Recorded data

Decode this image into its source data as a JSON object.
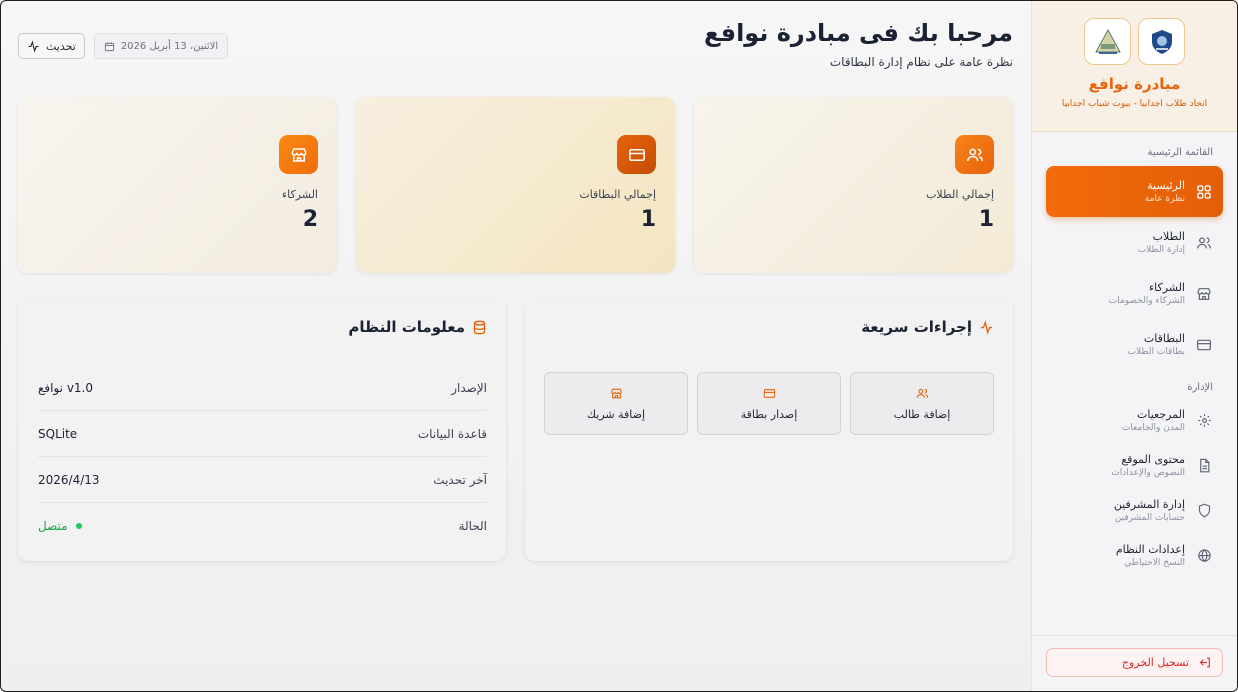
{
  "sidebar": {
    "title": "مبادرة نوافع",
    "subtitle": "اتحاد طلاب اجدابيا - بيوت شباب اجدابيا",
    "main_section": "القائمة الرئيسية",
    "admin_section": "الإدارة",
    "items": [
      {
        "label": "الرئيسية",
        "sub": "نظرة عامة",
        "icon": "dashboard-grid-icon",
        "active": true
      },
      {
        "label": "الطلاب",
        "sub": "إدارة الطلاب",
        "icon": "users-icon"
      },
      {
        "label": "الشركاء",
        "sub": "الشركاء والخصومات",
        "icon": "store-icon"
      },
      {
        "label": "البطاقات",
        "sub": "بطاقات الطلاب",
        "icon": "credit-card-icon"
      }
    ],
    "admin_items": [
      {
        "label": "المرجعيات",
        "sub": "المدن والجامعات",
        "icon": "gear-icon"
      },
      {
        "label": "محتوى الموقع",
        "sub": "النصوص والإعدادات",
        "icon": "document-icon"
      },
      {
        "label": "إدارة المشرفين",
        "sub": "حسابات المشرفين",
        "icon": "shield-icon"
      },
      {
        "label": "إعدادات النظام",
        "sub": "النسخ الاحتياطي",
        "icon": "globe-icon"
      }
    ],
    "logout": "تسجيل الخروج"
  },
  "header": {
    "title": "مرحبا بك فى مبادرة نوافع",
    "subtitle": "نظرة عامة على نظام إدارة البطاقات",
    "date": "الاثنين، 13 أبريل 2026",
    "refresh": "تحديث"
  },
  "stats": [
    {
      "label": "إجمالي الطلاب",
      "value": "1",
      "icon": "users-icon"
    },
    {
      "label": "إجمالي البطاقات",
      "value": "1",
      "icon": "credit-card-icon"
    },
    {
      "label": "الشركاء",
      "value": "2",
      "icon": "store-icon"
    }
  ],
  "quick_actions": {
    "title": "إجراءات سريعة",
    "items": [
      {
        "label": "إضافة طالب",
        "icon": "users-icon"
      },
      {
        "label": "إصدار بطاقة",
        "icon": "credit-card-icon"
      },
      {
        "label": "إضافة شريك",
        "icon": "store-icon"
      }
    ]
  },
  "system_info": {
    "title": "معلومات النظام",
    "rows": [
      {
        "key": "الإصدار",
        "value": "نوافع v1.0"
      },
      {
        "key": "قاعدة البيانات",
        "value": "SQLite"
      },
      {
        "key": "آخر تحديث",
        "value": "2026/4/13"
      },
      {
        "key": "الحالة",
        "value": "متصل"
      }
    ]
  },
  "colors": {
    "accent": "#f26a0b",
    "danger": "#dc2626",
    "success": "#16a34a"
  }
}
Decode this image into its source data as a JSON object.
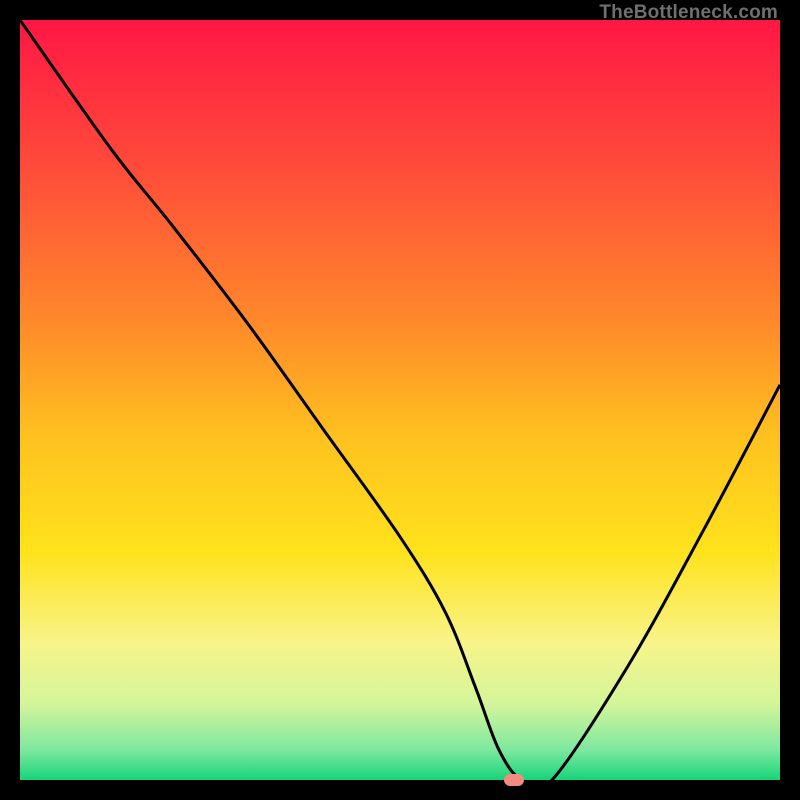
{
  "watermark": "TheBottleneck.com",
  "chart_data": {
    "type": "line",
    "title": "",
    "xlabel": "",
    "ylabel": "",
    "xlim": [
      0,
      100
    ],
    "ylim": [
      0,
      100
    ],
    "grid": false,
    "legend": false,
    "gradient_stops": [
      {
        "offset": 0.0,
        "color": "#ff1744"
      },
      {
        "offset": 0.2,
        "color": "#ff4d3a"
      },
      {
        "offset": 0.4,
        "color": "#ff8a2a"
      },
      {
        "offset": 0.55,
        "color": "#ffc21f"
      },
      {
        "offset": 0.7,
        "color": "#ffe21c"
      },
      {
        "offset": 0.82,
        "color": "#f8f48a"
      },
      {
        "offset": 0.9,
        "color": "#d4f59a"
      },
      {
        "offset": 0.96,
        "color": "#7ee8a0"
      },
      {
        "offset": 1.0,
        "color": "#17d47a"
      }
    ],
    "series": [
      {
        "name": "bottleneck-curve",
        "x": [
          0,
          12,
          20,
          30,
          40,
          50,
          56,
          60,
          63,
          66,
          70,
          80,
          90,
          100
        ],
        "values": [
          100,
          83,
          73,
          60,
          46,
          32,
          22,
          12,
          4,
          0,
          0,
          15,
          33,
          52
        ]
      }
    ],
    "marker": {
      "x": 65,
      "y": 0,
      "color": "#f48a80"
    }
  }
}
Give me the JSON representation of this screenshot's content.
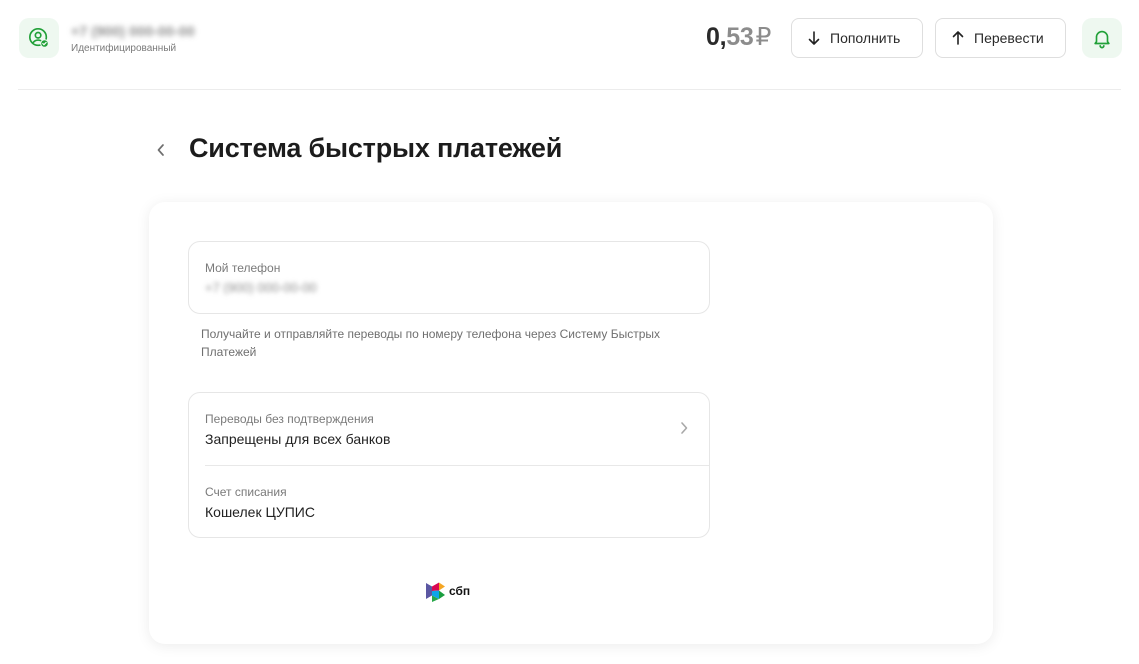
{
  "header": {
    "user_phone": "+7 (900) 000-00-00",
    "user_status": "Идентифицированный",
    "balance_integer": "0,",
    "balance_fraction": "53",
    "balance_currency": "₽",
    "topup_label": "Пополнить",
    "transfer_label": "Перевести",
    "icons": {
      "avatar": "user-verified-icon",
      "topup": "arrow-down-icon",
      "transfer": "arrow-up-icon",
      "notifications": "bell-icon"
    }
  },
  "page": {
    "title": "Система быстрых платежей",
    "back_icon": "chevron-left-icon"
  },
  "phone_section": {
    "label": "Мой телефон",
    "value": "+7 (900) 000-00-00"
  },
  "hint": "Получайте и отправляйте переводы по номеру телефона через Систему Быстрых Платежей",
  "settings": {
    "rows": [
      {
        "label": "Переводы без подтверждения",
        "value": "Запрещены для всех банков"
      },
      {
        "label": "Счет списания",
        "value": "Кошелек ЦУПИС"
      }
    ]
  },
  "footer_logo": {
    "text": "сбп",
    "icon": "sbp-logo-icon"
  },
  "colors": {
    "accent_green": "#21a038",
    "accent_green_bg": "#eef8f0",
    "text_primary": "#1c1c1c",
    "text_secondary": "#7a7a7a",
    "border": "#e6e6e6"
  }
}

[WRITTEN TASK]: The listing above needs to be output again exactly. Don't include the pictures.

[ANSWER]:
Decode this image into its source data as a JSON object.
{
  "sidebar": {
    "title": "مبادرة نوافع",
    "subtitle": "اتحاد طلاب اجدابيا - بيوت شباب اجدابيا",
    "main_section": "القائمة الرئيسية",
    "admin_section": "الإدارة",
    "items": [
      {
        "label": "الرئيسية",
        "sub": "نظرة عامة",
        "icon": "dashboard-grid-icon",
        "active": true
      },
      {
        "label": "الطلاب",
        "sub": "إدارة الطلاب",
        "icon": "users-icon"
      },
      {
        "label": "الشركاء",
        "sub": "الشركاء والخصومات",
        "icon": "store-icon"
      },
      {
        "label": "البطاقات",
        "sub": "بطاقات الطلاب",
        "icon": "credit-card-icon"
      }
    ],
    "admin_items": [
      {
        "label": "المرجعيات",
        "sub": "المدن والجامعات",
        "icon": "gear-icon"
      },
      {
        "label": "محتوى الموقع",
        "sub": "النصوص والإعدادات",
        "icon": "document-icon"
      },
      {
        "label": "إدارة المشرفين",
        "sub": "حسابات المشرفين",
        "icon": "shield-icon"
      },
      {
        "label": "إعدادات النظام",
        "sub": "النسخ الاحتياطي",
        "icon": "globe-icon"
      }
    ],
    "logout": "تسجيل الخروج"
  },
  "header": {
    "title": "مرحبا بك فى مبادرة نوافع",
    "subtitle": "نظرة عامة على نظام إدارة البطاقات",
    "date": "الاثنين، 13 أبريل 2026",
    "refresh": "تحديث"
  },
  "stats": [
    {
      "label": "إجمالي الطلاب",
      "value": "1",
      "icon": "users-icon"
    },
    {
      "label": "إجمالي البطاقات",
      "value": "1",
      "icon": "credit-card-icon"
    },
    {
      "label": "الشركاء",
      "value": "2",
      "icon": "store-icon"
    }
  ],
  "quick_actions": {
    "title": "إجراءات سريعة",
    "items": [
      {
        "label": "إضافة طالب",
        "icon": "users-icon"
      },
      {
        "label": "إصدار بطاقة",
        "icon": "credit-card-icon"
      },
      {
        "label": "إضافة شريك",
        "icon": "store-icon"
      }
    ]
  },
  "system_info": {
    "title": "معلومات النظام",
    "rows": [
      {
        "key": "الإصدار",
        "value": "نوافع v1.0"
      },
      {
        "key": "قاعدة البيانات",
        "value": "SQLite"
      },
      {
        "key": "آخر تحديث",
        "value": "2026/4/13"
      },
      {
        "key": "الحالة",
        "value": "متصل"
      }
    ]
  },
  "colors": {
    "accent": "#f26a0b",
    "danger": "#dc2626",
    "success": "#16a34a"
  }
}
Decode this image into its source data as a JSON object.
{
  "watermark": "TheBottleneck.com",
  "chart_data": {
    "type": "line",
    "title": "",
    "xlabel": "",
    "ylabel": "",
    "xlim": [
      0,
      100
    ],
    "ylim": [
      0,
      100
    ],
    "grid": false,
    "legend": false,
    "gradient_stops": [
      {
        "offset": 0.0,
        "color": "#ff1744"
      },
      {
        "offset": 0.2,
        "color": "#ff4d3a"
      },
      {
        "offset": 0.4,
        "color": "#ff8a2a"
      },
      {
        "offset": 0.55,
        "color": "#ffc21f"
      },
      {
        "offset": 0.7,
        "color": "#ffe21c"
      },
      {
        "offset": 0.82,
        "color": "#f8f48a"
      },
      {
        "offset": 0.9,
        "color": "#d4f59a"
      },
      {
        "offset": 0.96,
        "color": "#7ee8a0"
      },
      {
        "offset": 1.0,
        "color": "#17d47a"
      }
    ],
    "series": [
      {
        "name": "bottleneck-curve",
        "x": [
          0,
          12,
          20,
          30,
          40,
          50,
          56,
          60,
          63,
          66,
          70,
          80,
          90,
          100
        ],
        "values": [
          100,
          83,
          73,
          60,
          46,
          32,
          22,
          12,
          4,
          0,
          0,
          15,
          33,
          52
        ]
      }
    ],
    "marker": {
      "x": 65,
      "y": 0,
      "color": "#f48a80"
    }
  }
}
Give me the JSON representation of this screenshot's content.
{
  "header": {
    "user_phone": "+7 (900) 000-00-00",
    "user_status": "Идентифицированный",
    "balance_integer": "0,",
    "balance_fraction": "53",
    "balance_currency": "₽",
    "topup_label": "Пополнить",
    "transfer_label": "Перевести",
    "icons": {
      "avatar": "user-verified-icon",
      "topup": "arrow-down-icon",
      "transfer": "arrow-up-icon",
      "notifications": "bell-icon"
    }
  },
  "page": {
    "title": "Система быстрых платежей",
    "back_icon": "chevron-left-icon"
  },
  "phone_section": {
    "label": "Мой телефон",
    "value": "+7 (900) 000-00-00"
  },
  "hint": "Получайте и отправляйте переводы по номеру телефона через Систему Быстрых Платежей",
  "settings": {
    "rows": [
      {
        "label": "Переводы без подтверждения",
        "value": "Запрещены для всех банков"
      },
      {
        "label": "Счет списания",
        "value": "Кошелек ЦУПИС"
      }
    ]
  },
  "footer_logo": {
    "text": "сбп",
    "icon": "sbp-logo-icon"
  },
  "colors": {
    "accent_green": "#21a038",
    "accent_green_bg": "#eef8f0",
    "text_primary": "#1c1c1c",
    "text_secondary": "#7a7a7a",
    "border": "#e6e6e6"
  }
}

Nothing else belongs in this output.